_OBJECTIVE_:
List all lines of the data containing the word "Real".

— begin —

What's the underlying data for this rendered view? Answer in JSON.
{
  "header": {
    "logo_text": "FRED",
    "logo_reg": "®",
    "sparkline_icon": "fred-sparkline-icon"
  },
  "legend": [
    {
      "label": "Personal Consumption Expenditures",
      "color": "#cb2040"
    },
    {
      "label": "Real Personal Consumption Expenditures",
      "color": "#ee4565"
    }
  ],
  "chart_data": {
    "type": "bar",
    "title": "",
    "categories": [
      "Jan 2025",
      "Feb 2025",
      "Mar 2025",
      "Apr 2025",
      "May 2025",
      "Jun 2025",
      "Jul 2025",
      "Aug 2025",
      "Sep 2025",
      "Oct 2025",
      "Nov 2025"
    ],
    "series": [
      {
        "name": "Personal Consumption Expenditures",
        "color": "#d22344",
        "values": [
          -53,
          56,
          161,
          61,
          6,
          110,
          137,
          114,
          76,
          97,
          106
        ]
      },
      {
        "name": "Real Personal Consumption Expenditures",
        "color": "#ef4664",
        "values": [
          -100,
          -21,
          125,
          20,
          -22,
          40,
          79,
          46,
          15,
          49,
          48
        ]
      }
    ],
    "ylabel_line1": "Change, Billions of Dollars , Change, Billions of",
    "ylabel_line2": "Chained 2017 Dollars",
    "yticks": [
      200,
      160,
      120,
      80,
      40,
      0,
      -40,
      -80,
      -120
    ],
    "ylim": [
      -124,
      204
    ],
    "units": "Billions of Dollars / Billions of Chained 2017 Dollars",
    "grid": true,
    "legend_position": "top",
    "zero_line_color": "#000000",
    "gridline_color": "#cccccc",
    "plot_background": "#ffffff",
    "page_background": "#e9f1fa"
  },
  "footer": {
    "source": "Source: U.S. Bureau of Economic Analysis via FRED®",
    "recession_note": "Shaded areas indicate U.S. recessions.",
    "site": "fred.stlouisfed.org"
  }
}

— end —

_TASK RESPONSE_:
      "label": "Real Personal Consumption Expenditures",
        "name": "Real Personal Consumption Expenditures",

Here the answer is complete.